▸ Work to do
Copy every entry word for word, but skip the pictures.
───
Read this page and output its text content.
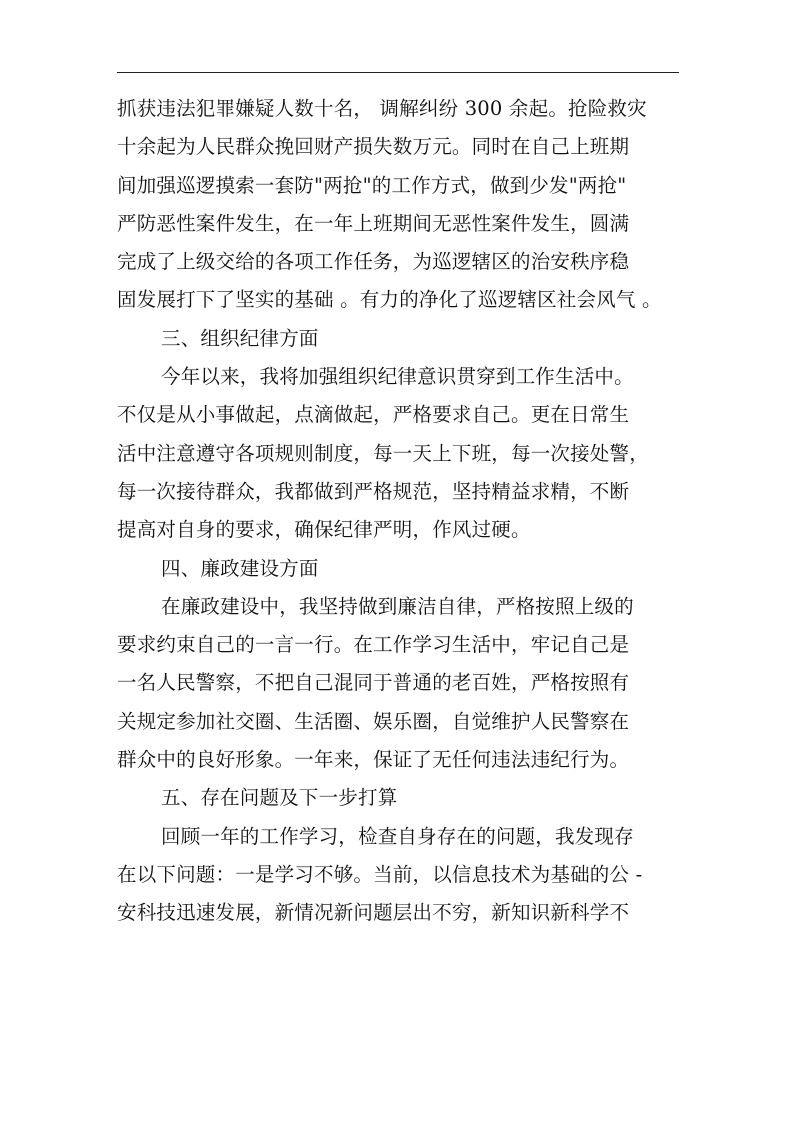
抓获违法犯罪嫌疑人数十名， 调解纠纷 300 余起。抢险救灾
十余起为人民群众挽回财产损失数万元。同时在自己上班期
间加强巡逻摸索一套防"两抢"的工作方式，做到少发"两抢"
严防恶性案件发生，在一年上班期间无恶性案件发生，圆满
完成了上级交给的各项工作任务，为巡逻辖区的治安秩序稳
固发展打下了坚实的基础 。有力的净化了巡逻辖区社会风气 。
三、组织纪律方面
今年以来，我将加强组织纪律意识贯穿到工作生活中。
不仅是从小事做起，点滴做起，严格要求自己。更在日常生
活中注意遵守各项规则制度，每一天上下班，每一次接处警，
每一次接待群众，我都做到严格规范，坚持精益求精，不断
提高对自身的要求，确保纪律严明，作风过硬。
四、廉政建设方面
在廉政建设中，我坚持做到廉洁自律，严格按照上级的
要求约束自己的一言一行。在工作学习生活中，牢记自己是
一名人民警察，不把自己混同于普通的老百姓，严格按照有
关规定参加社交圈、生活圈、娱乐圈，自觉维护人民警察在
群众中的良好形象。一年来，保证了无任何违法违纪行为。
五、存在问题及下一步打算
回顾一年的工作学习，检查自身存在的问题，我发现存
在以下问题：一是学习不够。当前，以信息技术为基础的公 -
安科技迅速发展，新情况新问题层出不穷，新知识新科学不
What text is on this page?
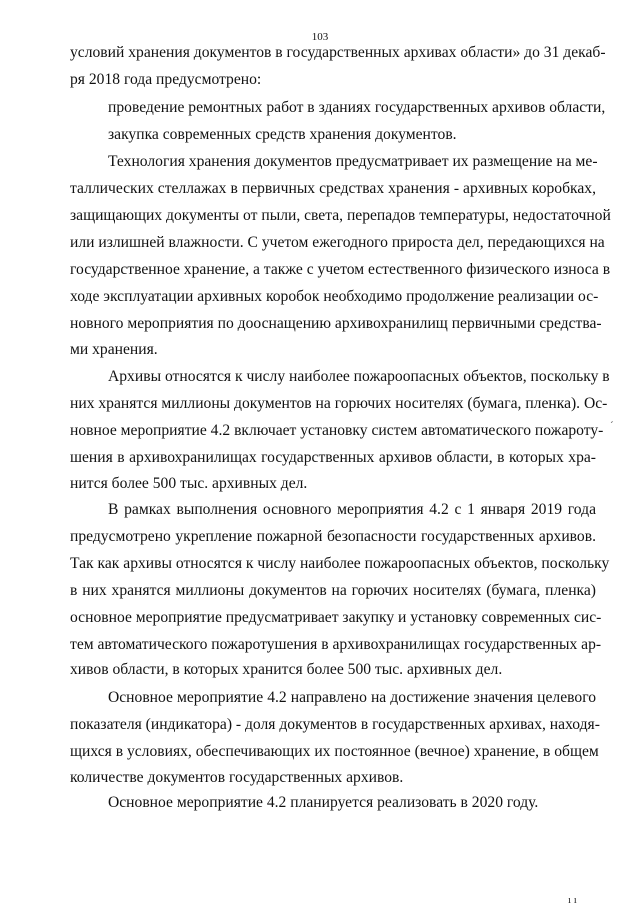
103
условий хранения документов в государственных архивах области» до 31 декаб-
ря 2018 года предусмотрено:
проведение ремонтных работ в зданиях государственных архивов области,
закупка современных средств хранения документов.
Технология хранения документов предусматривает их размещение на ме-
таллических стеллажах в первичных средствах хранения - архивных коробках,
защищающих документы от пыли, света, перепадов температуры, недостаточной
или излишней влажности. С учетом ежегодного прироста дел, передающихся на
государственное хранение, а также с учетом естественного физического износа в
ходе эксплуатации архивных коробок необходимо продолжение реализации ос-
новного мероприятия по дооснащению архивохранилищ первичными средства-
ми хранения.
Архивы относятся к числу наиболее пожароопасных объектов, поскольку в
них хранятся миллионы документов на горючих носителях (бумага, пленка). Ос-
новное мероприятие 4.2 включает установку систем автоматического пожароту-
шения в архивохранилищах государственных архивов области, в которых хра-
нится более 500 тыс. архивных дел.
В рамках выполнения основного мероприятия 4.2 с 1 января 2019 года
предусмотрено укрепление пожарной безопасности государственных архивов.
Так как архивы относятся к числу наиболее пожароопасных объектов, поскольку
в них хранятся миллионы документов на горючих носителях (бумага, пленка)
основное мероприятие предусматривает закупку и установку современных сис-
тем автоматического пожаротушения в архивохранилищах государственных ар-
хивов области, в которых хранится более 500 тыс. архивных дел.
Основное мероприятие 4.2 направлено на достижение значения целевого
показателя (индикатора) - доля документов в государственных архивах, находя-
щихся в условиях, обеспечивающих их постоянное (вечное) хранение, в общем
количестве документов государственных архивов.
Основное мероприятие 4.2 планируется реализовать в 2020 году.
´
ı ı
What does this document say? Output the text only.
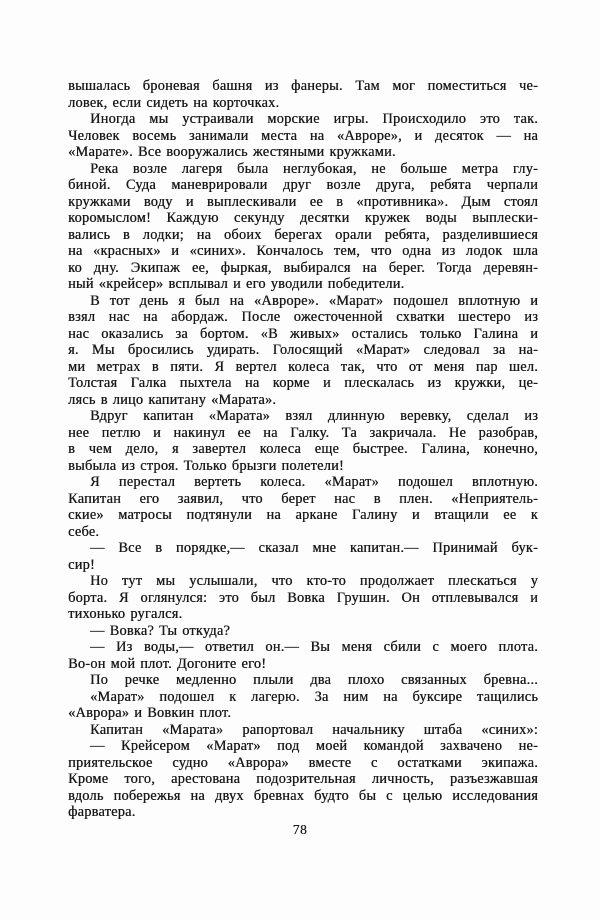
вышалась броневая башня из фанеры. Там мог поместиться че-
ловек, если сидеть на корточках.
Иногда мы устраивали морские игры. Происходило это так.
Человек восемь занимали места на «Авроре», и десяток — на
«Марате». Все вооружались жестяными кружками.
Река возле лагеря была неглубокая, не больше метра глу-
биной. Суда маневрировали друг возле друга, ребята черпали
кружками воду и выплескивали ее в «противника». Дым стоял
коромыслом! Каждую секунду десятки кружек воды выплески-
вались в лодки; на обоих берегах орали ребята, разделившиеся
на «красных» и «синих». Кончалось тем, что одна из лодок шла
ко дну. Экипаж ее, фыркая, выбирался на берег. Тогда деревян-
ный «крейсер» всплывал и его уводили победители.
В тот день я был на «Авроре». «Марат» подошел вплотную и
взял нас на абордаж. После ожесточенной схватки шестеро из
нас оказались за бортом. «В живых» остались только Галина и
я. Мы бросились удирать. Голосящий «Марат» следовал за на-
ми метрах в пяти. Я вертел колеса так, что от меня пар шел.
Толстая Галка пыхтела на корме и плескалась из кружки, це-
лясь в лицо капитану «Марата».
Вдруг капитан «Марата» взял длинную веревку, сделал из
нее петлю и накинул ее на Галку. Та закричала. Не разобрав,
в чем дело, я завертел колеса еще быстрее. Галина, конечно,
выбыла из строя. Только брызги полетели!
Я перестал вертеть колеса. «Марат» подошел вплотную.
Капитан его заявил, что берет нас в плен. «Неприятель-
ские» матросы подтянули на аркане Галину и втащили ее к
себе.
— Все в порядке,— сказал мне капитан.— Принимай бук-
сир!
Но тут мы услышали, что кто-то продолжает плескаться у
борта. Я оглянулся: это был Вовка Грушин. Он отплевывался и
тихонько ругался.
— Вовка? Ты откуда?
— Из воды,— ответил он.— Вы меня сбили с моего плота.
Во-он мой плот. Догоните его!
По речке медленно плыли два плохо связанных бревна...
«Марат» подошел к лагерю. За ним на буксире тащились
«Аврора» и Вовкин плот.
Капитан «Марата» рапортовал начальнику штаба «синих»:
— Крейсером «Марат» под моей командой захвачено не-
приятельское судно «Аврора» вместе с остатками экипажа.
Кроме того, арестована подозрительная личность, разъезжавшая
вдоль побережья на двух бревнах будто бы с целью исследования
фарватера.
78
───
▸ Full answer
Read this page and output its text content.
抓获违法犯罪嫌疑人数十名， 调解纠纷 300 余起。抢险救灾
十余起为人民群众挽回财产损失数万元。同时在自己上班期
间加强巡逻摸索一套防"两抢"的工作方式，做到少发"两抢"
严防恶性案件发生，在一年上班期间无恶性案件发生，圆满
完成了上级交给的各项工作任务，为巡逻辖区的治安秩序稳
固发展打下了坚实的基础 。有力的净化了巡逻辖区社会风气 。
三、组织纪律方面
今年以来，我将加强组织纪律意识贯穿到工作生活中。
不仅是从小事做起，点滴做起，严格要求自己。更在日常生
活中注意遵守各项规则制度，每一天上下班，每一次接处警，
每一次接待群众，我都做到严格规范，坚持精益求精，不断
提高对自身的要求，确保纪律严明，作风过硬。
四、廉政建设方面
在廉政建设中，我坚持做到廉洁自律，严格按照上级的
要求约束自己的一言一行。在工作学习生活中，牢记自己是
一名人民警察，不把自己混同于普通的老百姓，严格按照有
关规定参加社交圈、生活圈、娱乐圈，自觉维护人民警察在
群众中的良好形象。一年来，保证了无任何违法违纪行为。
五、存在问题及下一步打算
回顾一年的工作学习，检查自身存在的问题，我发现存
在以下问题：一是学习不够。当前，以信息技术为基础的公 -
安科技迅速发展，新情况新问题层出不穷，新知识新科学不
What text is on this page?
103
условий хранения документов в государственных архивах области» до 31 декаб-
ря 2018 года предусмотрено:
проведение ремонтных работ в зданиях государственных архивов области,
закупка современных средств хранения документов.
Технология хранения документов предусматривает их размещение на ме-
таллических стеллажах в первичных средствах хранения - архивных коробках,
защищающих документы от пыли, света, перепадов температуры, недостаточной
или излишней влажности. С учетом ежегодного прироста дел, передающихся на
государственное хранение, а также с учетом естественного физического износа в
ходе эксплуатации архивных коробок необходимо продолжение реализации ос-
новного мероприятия по дооснащению архивохранилищ первичными средства-
ми хранения.
Архивы относятся к числу наиболее пожароопасных объектов, поскольку в
них хранятся миллионы документов на горючих носителях (бумага, пленка). Ос-
новное мероприятие 4.2 включает установку систем автоматического пожароту-
шения в архивохранилищах государственных архивов области, в которых хра-
нится более 500 тыс. архивных дел.
В рамках выполнения основного мероприятия 4.2 с 1 января 2019 года
предусмотрено укрепление пожарной безопасности государственных архивов.
Так как архивы относятся к числу наиболее пожароопасных объектов, поскольку
в них хранятся миллионы документов на горючих носителях (бумага, пленка)
основное мероприятие предусматривает закупку и установку современных сис-
тем автоматического пожаротушения в архивохранилищах государственных ар-
хивов области, в которых хранится более 500 тыс. архивных дел.
Основное мероприятие 4.2 направлено на достижение значения целевого
показателя (индикатора) - доля документов в государственных архивах, находя-
щихся в условиях, обеспечивающих их постоянное (вечное) хранение, в общем
количестве документов государственных архивов.
Основное мероприятие 4.2 планируется реализовать в 2020 году.
´
ı ı
What does this document say? Output the text only.
вышалась броневая башня из фанеры. Там мог поместиться че-
ловек, если сидеть на корточках.
Иногда мы устраивали морские игры. Происходило это так.
Человек восемь занимали места на «Авроре», и десяток — на
«Марате». Все вооружались жестяными кружками.
Река возле лагеря была неглубокая, не больше метра глу-
биной. Суда маневрировали друг возле друга, ребята черпали
кружками воду и выплескивали ее в «противника». Дым стоял
коромыслом! Каждую секунду десятки кружек воды выплески-
вались в лодки; на обоих берегах орали ребята, разделившиеся
на «красных» и «синих». Кончалось тем, что одна из лодок шла
ко дну. Экипаж ее, фыркая, выбирался на берег. Тогда деревян-
ный «крейсер» всплывал и его уводили победители.
В тот день я был на «Авроре». «Марат» подошел вплотную и
взял нас на абордаж. После ожесточенной схватки шестеро из
нас оказались за бортом. «В живых» остались только Галина и
я. Мы бросились удирать. Голосящий «Марат» следовал за на-
ми метрах в пяти. Я вертел колеса так, что от меня пар шел.
Толстая Галка пыхтела на корме и плескалась из кружки, це-
лясь в лицо капитану «Марата».
Вдруг капитан «Марата» взял длинную веревку, сделал из
нее петлю и накинул ее на Галку. Та закричала. Не разобрав,
в чем дело, я завертел колеса еще быстрее. Галина, конечно,
выбыла из строя. Только брызги полетели!
Я перестал вертеть колеса. «Марат» подошел вплотную.
Капитан его заявил, что берет нас в плен. «Неприятель-
ские» матросы подтянули на аркане Галину и втащили ее к
себе.
— Все в порядке,— сказал мне капитан.— Принимай бук-
сир!
Но тут мы услышали, что кто-то продолжает плескаться у
борта. Я оглянулся: это был Вовка Грушин. Он отплевывался и
тихонько ругался.
— Вовка? Ты откуда?
— Из воды,— ответил он.— Вы меня сбили с моего плота.
Во-он мой плот. Догоните его!
По речке медленно плыли два плохо связанных бревна...
«Марат» подошел к лагерю. За ним на буксире тащились
«Аврора» и Вовкин плот.
Капитан «Марата» рапортовал начальнику штаба «синих»:
— Крейсером «Марат» под моей командой захвачено не-
приятельское судно «Аврора» вместе с остатками экипажа.
Кроме того, арестована подозрительная личность, разъезжавшая
вдоль побережья на двух бревнах будто бы с целью исследования
фарватера.
78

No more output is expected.